INSTRUCTIONS TO FOLLOW:
Within the material below, find each line bearing the word "such" and present it.

Saved data entries:
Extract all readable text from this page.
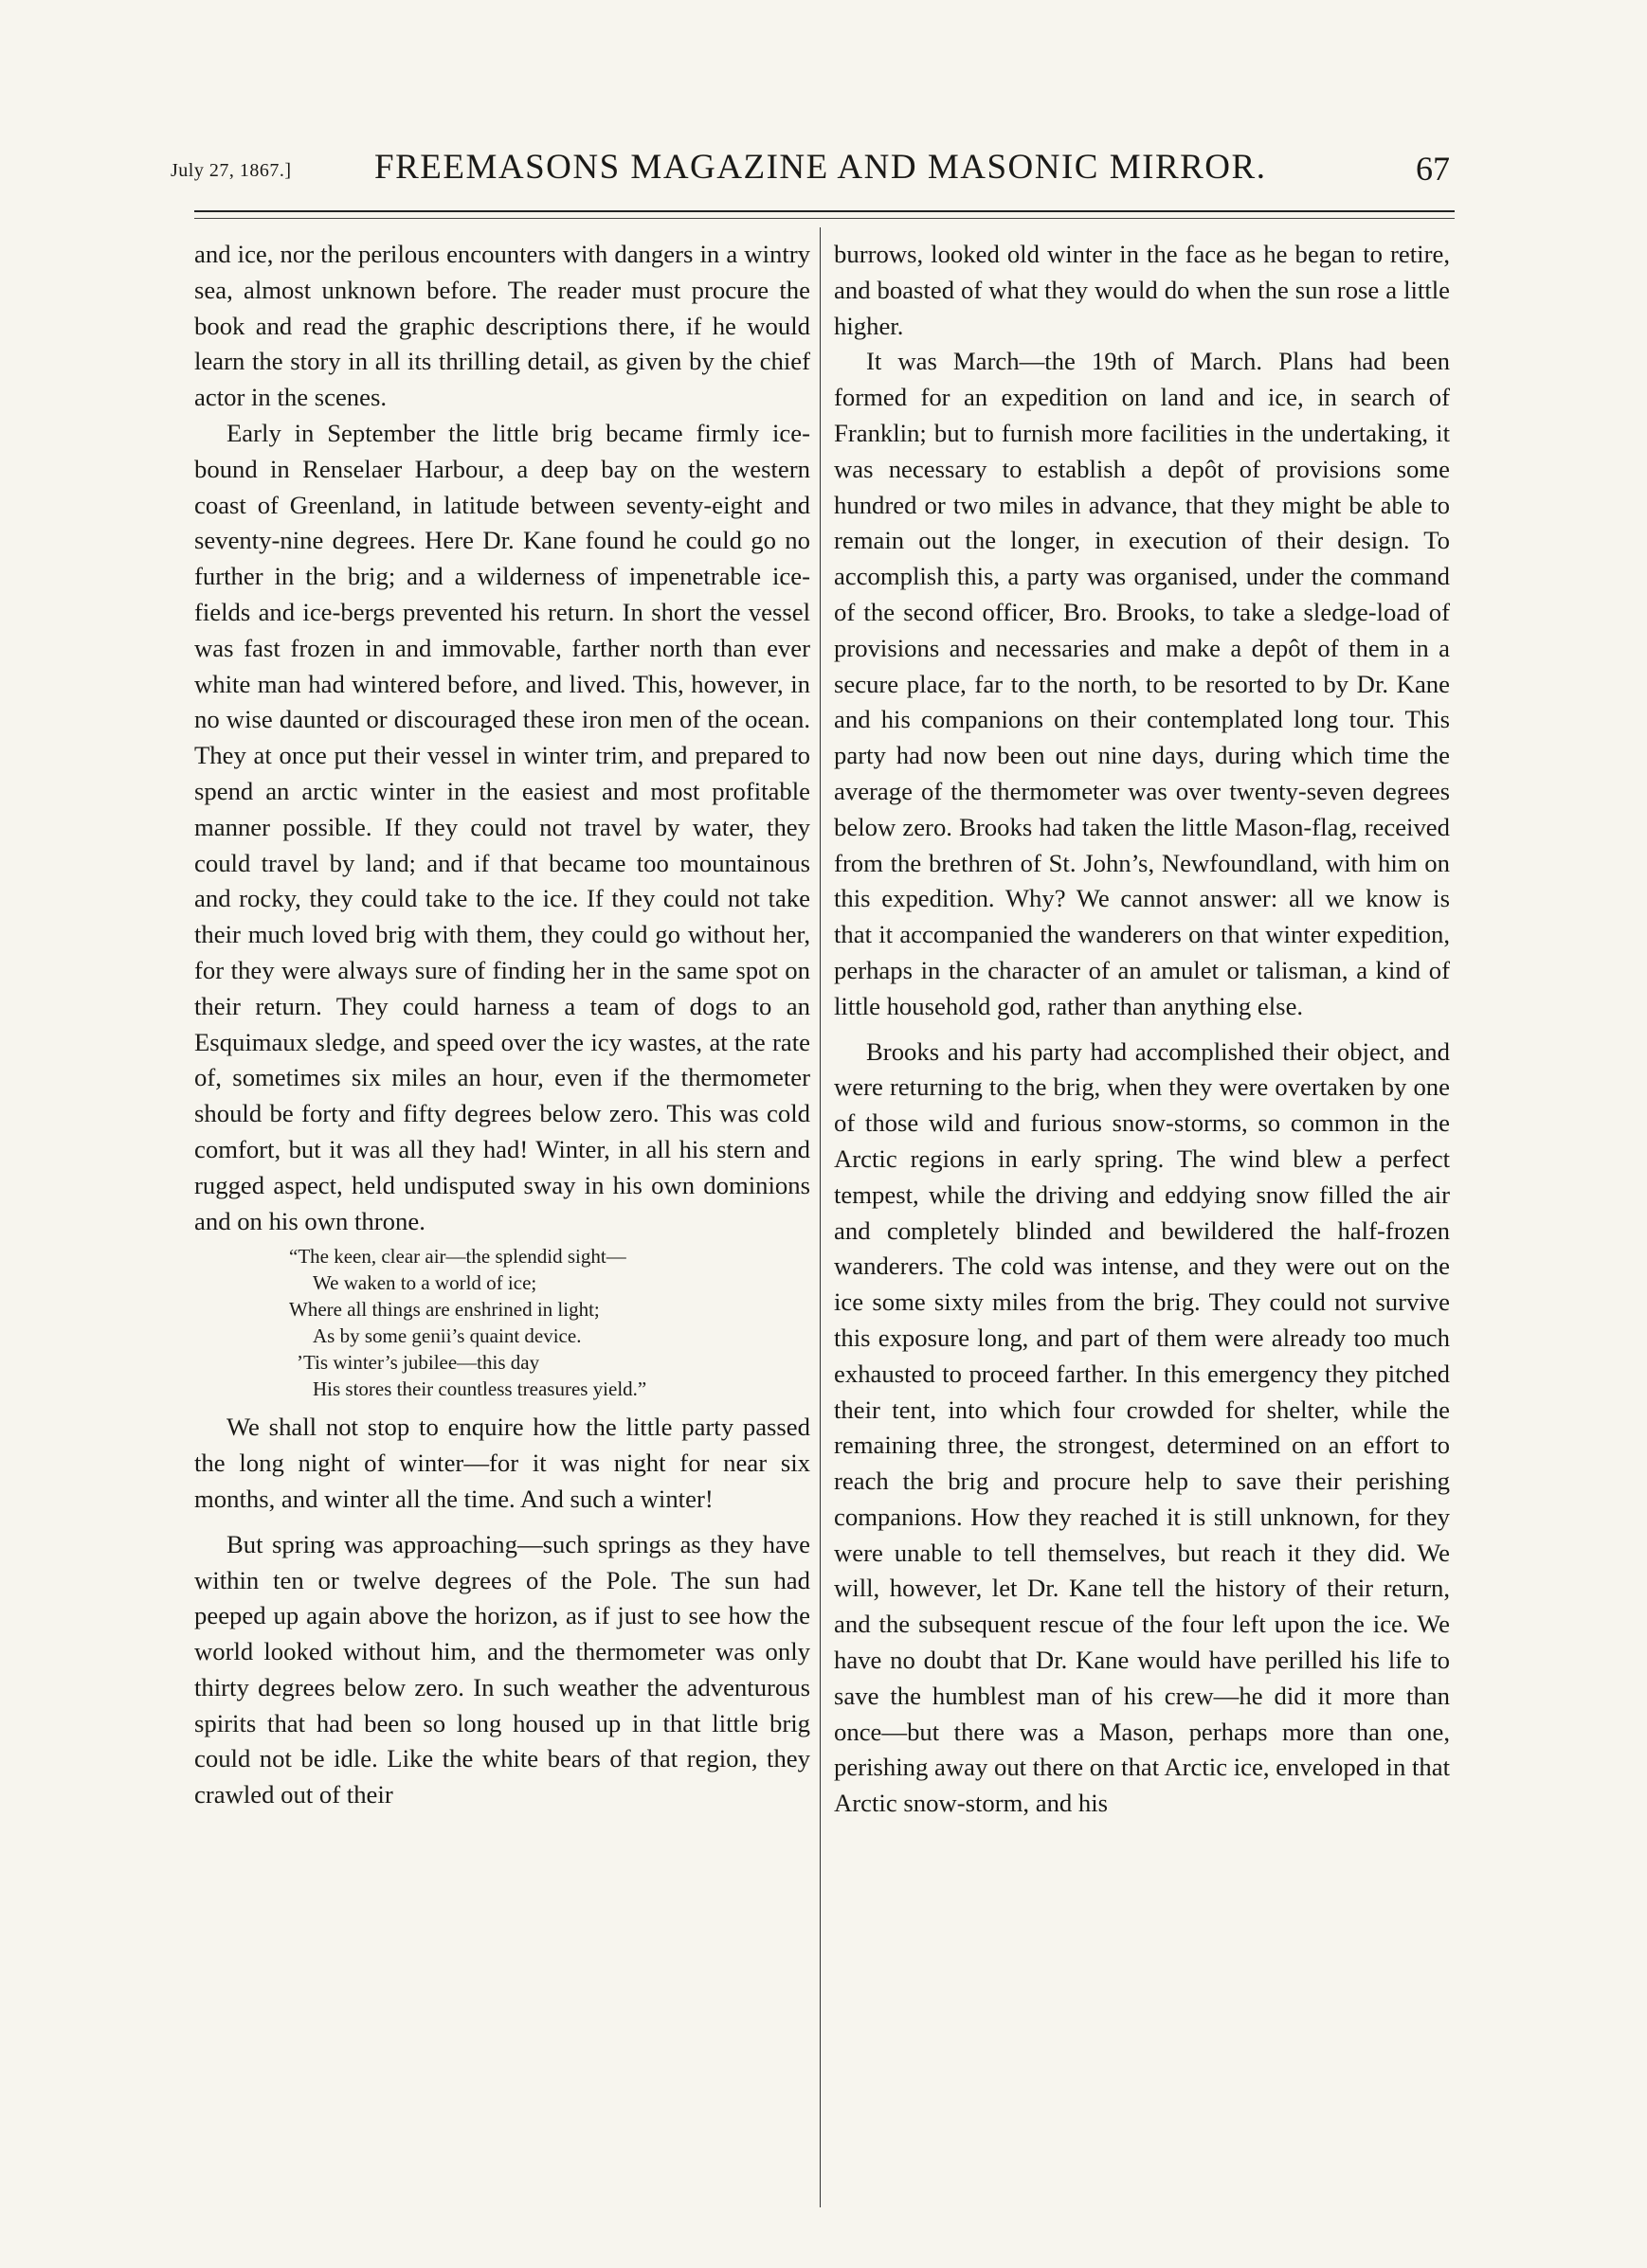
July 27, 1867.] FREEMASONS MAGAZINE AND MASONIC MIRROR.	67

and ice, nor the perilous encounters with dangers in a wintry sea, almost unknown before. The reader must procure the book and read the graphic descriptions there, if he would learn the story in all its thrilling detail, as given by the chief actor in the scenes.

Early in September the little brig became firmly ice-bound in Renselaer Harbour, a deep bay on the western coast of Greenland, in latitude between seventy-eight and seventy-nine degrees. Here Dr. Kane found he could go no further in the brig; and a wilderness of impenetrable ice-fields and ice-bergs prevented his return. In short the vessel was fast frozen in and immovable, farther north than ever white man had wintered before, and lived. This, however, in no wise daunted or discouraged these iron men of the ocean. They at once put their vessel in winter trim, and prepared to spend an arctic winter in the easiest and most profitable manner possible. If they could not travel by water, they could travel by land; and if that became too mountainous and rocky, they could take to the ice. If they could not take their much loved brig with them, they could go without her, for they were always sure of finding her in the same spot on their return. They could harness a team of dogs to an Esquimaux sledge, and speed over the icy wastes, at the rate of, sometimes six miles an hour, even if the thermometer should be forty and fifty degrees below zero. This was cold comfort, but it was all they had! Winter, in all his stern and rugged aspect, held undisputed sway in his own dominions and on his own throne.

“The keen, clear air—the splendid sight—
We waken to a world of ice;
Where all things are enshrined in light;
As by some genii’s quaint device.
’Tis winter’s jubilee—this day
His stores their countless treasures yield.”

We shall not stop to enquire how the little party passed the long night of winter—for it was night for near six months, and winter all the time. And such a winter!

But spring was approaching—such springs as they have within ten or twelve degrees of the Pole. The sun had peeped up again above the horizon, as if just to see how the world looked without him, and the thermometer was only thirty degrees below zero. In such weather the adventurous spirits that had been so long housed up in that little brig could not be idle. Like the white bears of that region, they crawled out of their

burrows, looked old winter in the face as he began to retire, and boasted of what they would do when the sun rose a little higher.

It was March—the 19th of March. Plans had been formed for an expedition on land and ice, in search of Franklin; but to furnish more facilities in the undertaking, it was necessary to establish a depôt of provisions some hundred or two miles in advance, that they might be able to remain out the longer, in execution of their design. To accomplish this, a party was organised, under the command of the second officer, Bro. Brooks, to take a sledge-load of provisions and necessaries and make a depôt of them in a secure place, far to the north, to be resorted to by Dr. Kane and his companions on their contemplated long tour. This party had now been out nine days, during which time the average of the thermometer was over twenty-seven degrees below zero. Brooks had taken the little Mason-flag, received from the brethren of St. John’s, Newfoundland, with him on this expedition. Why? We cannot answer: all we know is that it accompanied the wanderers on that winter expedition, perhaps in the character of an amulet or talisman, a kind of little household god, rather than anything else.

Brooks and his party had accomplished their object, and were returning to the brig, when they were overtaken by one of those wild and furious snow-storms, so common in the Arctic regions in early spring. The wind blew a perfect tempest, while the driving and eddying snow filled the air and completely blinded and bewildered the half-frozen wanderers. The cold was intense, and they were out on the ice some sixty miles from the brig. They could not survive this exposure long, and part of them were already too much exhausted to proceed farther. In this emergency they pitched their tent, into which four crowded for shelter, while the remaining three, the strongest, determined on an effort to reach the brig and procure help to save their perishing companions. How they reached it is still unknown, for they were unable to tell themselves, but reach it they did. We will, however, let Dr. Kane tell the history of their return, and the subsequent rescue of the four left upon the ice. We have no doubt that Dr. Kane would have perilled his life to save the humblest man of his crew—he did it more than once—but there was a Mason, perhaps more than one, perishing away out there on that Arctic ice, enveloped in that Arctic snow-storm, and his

EXERCISE ANSWER:
We shall not stop to enquire how the little party passed the long night of winter—for it was night for near six months, and winter all the time. And such a winter!
But spring was approaching—such springs as they have within ten or twelve degrees of the Pole. The sun had peeped up again above the horizon, as if just to see how the world looked without him, and the thermometer was only thirty degrees below zero. In such weather the adventurous spirits that had been so long housed up in that little brig could not be idle. Like the white bears of that region, they crawled out of their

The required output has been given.